━━ TEXT

Lefkoşa (North Nicosia)

updated 30.01.2024

LEFKOŞA (the northern half of what was, before 1974, Nicosia) is the capital city of north Cyprus. As with its southern counterpart, the old town is hemmed by Venetian walls, with the majority of Lefkoşa’s modern buildings and administrative machinery located outside the walls, and most tourist attractions to be found in the old town within the walls. Compared to the southern part of the city, Lefkoşa has noticeably less vitality, with the air more of a sleepy provincial town than a national capital. While the city feels safe, wandering in areas away from the centre is best avoided at night.

━━━━
━━ DATASET RECORDS

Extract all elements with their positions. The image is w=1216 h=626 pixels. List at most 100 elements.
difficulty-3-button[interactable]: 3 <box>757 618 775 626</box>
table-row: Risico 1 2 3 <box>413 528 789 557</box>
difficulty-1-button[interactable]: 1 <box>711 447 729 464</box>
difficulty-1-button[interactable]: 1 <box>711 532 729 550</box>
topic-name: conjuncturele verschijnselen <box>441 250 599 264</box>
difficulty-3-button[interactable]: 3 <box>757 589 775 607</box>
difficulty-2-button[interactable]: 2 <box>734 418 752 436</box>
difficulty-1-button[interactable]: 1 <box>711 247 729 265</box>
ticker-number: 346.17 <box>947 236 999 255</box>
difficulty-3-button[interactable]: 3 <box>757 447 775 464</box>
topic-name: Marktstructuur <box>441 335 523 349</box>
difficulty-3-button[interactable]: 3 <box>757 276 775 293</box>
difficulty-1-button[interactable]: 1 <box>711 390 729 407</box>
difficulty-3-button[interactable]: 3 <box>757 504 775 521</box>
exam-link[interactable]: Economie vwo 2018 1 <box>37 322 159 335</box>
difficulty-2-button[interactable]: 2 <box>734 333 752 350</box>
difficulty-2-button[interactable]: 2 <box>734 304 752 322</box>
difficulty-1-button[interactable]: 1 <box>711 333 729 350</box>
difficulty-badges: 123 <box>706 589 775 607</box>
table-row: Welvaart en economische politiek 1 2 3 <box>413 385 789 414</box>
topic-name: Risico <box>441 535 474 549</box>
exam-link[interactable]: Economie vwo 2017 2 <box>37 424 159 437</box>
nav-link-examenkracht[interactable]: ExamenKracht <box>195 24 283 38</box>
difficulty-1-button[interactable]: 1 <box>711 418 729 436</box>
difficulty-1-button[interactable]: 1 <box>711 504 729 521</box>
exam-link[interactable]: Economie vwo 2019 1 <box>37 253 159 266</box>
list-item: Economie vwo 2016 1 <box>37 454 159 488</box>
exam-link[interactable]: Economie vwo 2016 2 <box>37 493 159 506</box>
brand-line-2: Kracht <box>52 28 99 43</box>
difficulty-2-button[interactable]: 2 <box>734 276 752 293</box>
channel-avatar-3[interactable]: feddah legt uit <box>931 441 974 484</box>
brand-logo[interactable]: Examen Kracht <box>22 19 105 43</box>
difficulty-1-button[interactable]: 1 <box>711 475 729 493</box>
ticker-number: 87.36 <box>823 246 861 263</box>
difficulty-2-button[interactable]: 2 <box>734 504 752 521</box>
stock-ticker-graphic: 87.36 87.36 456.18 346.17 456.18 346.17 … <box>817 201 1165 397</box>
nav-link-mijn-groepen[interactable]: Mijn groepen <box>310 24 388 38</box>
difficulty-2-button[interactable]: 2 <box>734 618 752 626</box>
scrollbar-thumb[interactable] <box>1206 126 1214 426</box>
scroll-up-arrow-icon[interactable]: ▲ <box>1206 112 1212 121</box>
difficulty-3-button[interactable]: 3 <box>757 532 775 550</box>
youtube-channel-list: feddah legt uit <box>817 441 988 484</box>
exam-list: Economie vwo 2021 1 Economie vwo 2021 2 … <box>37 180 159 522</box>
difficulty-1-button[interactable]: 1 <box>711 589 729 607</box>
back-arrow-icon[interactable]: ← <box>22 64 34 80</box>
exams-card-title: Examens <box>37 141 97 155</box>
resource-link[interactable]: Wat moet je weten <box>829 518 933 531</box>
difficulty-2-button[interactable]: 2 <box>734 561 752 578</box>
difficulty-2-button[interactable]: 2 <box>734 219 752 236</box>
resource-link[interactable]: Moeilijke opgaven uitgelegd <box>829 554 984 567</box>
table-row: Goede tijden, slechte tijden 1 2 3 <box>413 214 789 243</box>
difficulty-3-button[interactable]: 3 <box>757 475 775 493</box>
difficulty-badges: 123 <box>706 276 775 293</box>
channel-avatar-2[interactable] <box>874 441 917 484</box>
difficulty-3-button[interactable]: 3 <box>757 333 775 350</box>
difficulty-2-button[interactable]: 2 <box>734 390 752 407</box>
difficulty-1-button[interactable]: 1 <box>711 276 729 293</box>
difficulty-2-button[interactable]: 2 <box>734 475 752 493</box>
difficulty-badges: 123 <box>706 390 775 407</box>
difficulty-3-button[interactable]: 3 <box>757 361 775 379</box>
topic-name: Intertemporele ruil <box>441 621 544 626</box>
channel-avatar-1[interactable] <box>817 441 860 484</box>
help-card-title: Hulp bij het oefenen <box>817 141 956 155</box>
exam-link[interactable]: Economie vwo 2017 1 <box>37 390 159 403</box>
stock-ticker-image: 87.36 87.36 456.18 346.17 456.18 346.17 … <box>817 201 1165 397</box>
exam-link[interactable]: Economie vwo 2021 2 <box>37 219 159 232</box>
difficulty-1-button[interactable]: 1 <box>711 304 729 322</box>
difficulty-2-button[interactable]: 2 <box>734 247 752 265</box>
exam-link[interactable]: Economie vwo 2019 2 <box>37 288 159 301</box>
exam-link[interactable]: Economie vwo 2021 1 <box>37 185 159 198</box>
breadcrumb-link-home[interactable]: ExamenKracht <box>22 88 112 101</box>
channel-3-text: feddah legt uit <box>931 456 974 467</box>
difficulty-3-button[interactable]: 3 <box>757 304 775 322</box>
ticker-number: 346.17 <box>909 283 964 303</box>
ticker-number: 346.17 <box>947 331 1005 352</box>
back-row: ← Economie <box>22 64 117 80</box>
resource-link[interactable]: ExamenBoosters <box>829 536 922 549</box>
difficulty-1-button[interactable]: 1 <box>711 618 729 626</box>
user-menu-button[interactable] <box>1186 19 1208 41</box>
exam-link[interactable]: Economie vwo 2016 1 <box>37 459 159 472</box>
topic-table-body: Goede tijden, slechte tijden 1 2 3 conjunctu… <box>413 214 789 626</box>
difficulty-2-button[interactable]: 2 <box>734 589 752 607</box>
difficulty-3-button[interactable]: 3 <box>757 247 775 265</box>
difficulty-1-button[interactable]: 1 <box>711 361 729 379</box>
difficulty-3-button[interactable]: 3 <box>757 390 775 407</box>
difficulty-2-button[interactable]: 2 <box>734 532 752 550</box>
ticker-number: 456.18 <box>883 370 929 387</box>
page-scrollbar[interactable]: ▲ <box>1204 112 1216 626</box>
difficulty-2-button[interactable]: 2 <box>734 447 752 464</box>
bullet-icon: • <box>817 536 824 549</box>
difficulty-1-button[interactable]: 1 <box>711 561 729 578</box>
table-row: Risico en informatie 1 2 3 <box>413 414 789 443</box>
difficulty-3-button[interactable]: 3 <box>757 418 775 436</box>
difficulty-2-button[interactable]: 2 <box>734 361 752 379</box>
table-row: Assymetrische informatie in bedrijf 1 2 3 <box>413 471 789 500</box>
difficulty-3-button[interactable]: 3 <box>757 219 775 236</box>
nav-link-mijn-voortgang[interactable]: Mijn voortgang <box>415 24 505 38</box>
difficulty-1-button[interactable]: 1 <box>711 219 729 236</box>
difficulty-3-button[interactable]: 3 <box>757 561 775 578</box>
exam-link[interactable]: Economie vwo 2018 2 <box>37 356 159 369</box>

━━━━

» YOUR TASKS:
a - Answer these questions about the passage on Lefkoşa:
(i) On what date was it updated?
(ii) What hems in the old town?
(iii) What is best avoided at night?
b - Reproduce the passage on Lefkoşa word for word, from "updated 30.01.2024" down to "avoided at night.".
The listing has nothing to do with what is asked here.

» FINAL RESULTS:
a -
(i) 30.01.2024
(ii) Venetian walls
(iii) Wandering in areas away from the centre

b -
updated 30.01.2024

LEFKOŞA (the northern half of what was, before 1974, Nicosia) is the capital city of north Cyprus. As with its southern counterpart, the old town is hemmed by Venetian walls, with the majority of Lefkoşa’s modern buildings and administrative machinery located outside the walls, and most tourist attractions to be found in the old town within the walls. Compared to the southern part of the city, Lefkoşa has noticeably less vitality, with the air more of a sleepy provincial town than a national capital. While the city feels safe, wandering in areas away from the centre is best avoided at night.